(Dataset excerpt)
— start —

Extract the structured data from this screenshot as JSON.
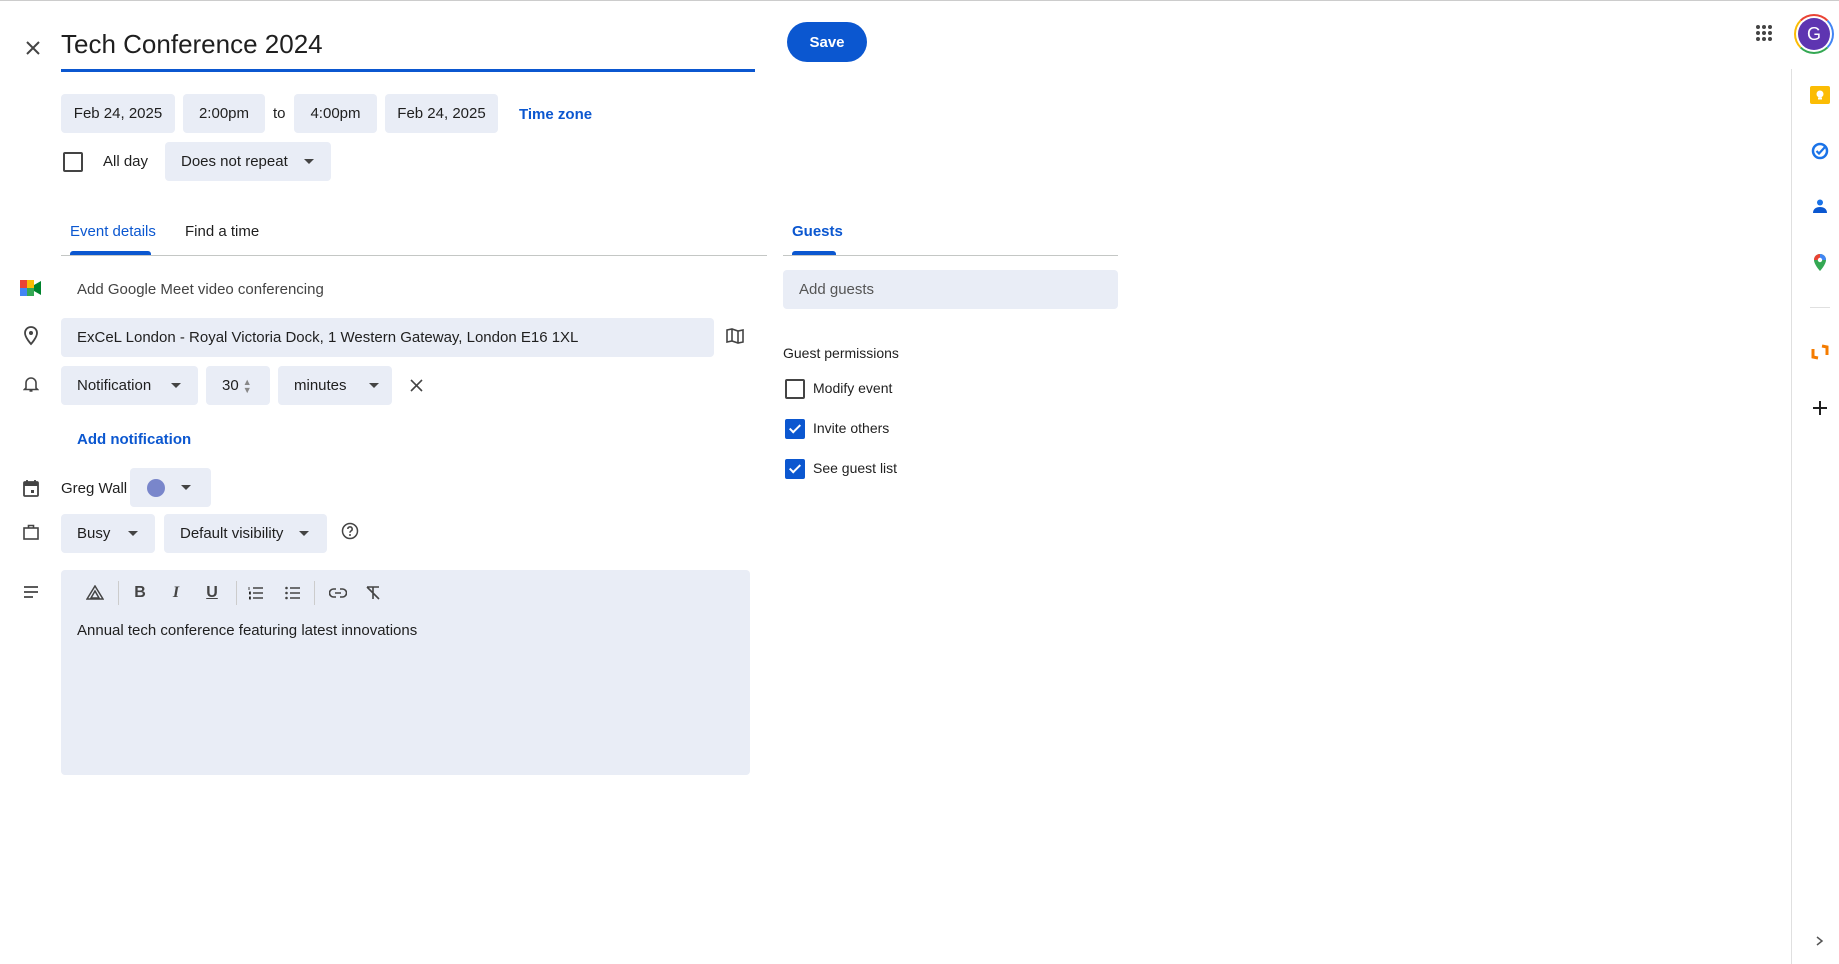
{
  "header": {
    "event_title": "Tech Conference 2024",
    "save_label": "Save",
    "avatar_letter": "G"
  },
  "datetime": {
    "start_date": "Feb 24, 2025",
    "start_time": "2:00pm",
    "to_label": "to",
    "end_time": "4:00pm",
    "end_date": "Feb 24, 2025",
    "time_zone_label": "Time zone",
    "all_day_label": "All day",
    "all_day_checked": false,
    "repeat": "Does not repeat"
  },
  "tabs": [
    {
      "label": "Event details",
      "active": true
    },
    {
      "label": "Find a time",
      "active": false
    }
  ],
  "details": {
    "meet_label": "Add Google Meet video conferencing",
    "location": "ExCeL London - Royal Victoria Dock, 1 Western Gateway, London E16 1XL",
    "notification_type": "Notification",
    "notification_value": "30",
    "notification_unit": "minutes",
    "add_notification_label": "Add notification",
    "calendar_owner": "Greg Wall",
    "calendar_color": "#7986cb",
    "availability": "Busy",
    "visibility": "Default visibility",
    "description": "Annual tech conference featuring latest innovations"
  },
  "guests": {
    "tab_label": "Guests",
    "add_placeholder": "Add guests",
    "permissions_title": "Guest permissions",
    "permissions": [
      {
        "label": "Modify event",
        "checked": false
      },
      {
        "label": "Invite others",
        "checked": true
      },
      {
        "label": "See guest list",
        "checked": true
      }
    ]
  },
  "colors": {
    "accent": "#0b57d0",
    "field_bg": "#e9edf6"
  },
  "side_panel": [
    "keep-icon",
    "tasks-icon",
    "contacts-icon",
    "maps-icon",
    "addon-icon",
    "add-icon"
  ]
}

— end —

- [Do this]: Check each line of the records above for the string "permissions", and report every line that has it.

- [Answer to this task]:
    "permissions_title": "Guest permissions",
    "permissions": [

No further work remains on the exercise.